## Working data
--- Start ---

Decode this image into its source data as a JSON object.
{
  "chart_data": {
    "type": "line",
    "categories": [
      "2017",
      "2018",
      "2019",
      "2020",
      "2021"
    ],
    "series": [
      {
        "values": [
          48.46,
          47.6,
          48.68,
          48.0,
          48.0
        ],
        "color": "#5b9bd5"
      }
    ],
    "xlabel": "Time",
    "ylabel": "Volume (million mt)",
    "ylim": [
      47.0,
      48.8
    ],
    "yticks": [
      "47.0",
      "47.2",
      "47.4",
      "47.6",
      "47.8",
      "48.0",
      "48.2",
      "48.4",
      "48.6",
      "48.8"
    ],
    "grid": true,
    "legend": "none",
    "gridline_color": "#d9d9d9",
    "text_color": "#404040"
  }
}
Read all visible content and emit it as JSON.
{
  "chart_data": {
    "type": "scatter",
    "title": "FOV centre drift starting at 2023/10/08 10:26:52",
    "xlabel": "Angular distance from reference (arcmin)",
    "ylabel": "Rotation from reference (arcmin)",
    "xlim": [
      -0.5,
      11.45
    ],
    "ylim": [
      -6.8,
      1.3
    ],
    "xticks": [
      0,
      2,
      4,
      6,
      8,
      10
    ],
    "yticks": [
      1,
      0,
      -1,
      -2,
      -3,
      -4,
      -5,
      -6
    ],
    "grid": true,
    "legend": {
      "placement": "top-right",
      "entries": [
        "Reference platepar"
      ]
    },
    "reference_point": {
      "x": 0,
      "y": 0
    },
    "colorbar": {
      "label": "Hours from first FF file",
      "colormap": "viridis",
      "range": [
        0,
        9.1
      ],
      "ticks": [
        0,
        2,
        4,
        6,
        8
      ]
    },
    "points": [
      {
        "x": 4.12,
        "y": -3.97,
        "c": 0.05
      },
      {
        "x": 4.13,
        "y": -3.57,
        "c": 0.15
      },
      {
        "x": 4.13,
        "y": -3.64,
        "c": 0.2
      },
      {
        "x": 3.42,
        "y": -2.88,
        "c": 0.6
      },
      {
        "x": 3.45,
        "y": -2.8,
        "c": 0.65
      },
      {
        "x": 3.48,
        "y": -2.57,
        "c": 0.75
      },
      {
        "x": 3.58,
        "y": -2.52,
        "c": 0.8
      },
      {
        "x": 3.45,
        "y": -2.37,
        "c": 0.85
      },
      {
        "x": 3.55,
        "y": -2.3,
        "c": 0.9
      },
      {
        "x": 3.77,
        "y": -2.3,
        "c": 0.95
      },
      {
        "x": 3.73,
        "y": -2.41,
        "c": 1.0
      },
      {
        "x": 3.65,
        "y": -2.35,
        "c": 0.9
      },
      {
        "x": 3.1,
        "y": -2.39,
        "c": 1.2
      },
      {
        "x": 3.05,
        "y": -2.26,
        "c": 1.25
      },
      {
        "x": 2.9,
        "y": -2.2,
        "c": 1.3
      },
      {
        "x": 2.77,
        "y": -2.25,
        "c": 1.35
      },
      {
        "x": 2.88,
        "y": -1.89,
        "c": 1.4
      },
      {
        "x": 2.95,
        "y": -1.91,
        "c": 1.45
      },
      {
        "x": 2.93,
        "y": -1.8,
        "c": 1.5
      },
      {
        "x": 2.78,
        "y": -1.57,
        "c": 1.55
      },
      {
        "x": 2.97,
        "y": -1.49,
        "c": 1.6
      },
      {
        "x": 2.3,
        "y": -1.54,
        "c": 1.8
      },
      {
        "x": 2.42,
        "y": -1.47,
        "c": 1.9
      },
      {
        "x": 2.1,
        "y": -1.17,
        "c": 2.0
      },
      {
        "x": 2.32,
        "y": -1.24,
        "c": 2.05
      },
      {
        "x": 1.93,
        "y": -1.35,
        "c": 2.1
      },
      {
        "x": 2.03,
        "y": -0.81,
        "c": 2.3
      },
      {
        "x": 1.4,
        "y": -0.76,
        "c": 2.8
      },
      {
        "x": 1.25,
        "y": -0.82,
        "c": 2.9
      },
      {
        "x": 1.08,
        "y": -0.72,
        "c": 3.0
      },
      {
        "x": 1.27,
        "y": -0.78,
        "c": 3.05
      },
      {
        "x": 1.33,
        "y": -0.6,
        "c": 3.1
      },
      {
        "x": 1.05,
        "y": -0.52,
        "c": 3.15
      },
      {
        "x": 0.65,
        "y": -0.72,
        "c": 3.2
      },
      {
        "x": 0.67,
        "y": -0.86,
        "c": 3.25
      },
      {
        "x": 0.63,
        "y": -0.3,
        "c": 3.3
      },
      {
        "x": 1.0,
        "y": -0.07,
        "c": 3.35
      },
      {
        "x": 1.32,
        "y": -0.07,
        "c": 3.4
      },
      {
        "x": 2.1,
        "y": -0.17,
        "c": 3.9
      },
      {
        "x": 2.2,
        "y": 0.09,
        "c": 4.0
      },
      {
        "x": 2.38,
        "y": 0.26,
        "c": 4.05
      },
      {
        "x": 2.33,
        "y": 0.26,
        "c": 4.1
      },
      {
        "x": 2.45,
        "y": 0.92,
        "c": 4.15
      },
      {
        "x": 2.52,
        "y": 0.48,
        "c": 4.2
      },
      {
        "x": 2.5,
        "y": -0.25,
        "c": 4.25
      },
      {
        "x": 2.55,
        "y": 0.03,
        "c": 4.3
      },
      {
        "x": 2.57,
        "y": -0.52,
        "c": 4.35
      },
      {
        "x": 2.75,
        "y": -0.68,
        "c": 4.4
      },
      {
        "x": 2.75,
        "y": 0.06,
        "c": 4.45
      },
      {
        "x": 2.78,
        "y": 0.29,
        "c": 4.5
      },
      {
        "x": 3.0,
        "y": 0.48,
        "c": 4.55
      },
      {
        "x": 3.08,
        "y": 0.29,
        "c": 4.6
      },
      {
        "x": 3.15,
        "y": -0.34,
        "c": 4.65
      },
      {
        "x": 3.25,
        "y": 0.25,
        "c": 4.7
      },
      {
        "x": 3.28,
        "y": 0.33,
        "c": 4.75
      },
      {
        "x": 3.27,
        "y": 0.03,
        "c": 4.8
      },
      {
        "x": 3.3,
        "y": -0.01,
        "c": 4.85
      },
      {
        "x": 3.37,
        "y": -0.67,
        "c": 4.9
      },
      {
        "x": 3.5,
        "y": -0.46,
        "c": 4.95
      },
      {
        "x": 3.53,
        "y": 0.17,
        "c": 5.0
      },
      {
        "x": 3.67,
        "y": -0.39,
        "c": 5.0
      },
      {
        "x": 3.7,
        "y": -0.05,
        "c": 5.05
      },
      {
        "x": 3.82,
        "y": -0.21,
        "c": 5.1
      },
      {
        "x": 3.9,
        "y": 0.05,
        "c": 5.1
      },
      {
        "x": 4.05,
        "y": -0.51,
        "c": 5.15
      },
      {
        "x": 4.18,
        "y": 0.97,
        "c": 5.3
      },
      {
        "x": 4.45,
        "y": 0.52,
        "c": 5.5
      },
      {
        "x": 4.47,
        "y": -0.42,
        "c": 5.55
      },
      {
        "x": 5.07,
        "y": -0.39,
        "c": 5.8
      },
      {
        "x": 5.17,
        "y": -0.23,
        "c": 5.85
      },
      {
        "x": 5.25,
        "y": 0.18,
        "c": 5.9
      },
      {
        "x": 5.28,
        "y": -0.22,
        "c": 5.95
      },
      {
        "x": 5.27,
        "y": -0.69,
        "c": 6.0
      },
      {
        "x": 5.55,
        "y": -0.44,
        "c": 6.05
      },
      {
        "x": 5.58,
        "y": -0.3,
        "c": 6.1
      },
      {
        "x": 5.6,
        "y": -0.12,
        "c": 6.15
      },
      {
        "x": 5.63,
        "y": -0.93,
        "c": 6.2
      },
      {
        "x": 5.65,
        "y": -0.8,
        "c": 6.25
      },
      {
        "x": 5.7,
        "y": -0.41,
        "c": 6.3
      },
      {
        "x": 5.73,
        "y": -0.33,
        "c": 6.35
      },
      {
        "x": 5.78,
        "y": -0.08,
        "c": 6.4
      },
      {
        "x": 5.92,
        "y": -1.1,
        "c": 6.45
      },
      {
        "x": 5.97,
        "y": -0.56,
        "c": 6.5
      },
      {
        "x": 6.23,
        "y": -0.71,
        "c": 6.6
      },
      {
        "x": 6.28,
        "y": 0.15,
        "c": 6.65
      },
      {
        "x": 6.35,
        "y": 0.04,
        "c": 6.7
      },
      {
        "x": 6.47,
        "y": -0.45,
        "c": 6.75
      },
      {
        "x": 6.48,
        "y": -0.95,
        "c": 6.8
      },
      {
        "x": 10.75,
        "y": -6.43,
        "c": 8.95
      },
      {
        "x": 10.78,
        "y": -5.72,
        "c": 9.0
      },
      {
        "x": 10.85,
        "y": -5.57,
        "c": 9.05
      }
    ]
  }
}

--- End ---

Go through the entries above and pull out each line with "xlabel" in it.

## Response to this task
    "xlabel": "Time",
    "xlabel": "Angular distance from reference (arcmin)",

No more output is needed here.